(Stored data)

--- start ---

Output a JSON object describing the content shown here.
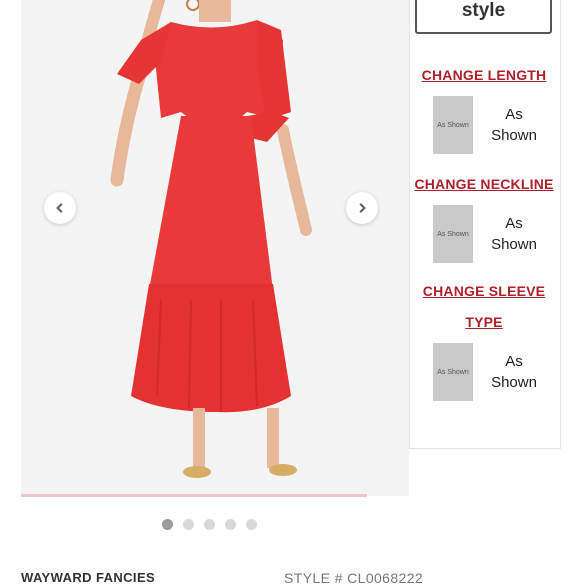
{
  "gallery": {
    "image_alt": "Red dress model",
    "dot_count": 5,
    "active_dot_index": 0
  },
  "customize": {
    "style_button": "style",
    "options": [
      {
        "title": "CHANGE LENGTH",
        "swatch_text": "As Shown",
        "value": "As Shown"
      },
      {
        "title": "CHANGE NECKLINE",
        "swatch_text": "As Shown",
        "value": "As Shown"
      },
      {
        "title_line1": "CHANGE SLEEVE",
        "title_line2": "TYPE",
        "swatch_text": "As Shown",
        "value": "As Shown"
      }
    ]
  },
  "product": {
    "brand": "WAYWARD FANCIES",
    "style_number": "STYLE # CL0068222"
  },
  "colors": {
    "accent": "#b0202a",
    "dress": "#e83a3a"
  }
}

--- end ---

What comes back should match the records exactly, minus any pictures.

Output a JSON object describing the content shown here.
{
  "gallery": {
    "image_alt": "Red dress model",
    "dot_count": 5,
    "active_dot_index": 0
  },
  "customize": {
    "style_button": "style",
    "options": [
      {
        "title": "CHANGE LENGTH",
        "swatch_text": "As Shown",
        "value": "As Shown"
      },
      {
        "title": "CHANGE NECKLINE",
        "swatch_text": "As Shown",
        "value": "As Shown"
      },
      {
        "title_line1": "CHANGE SLEEVE",
        "title_line2": "TYPE",
        "swatch_text": "As Shown",
        "value": "As Shown"
      }
    ]
  },
  "product": {
    "brand": "WAYWARD FANCIES",
    "style_number": "STYLE # CL0068222"
  },
  "colors": {
    "accent": "#b0202a",
    "dress": "#e83a3a"
  }
}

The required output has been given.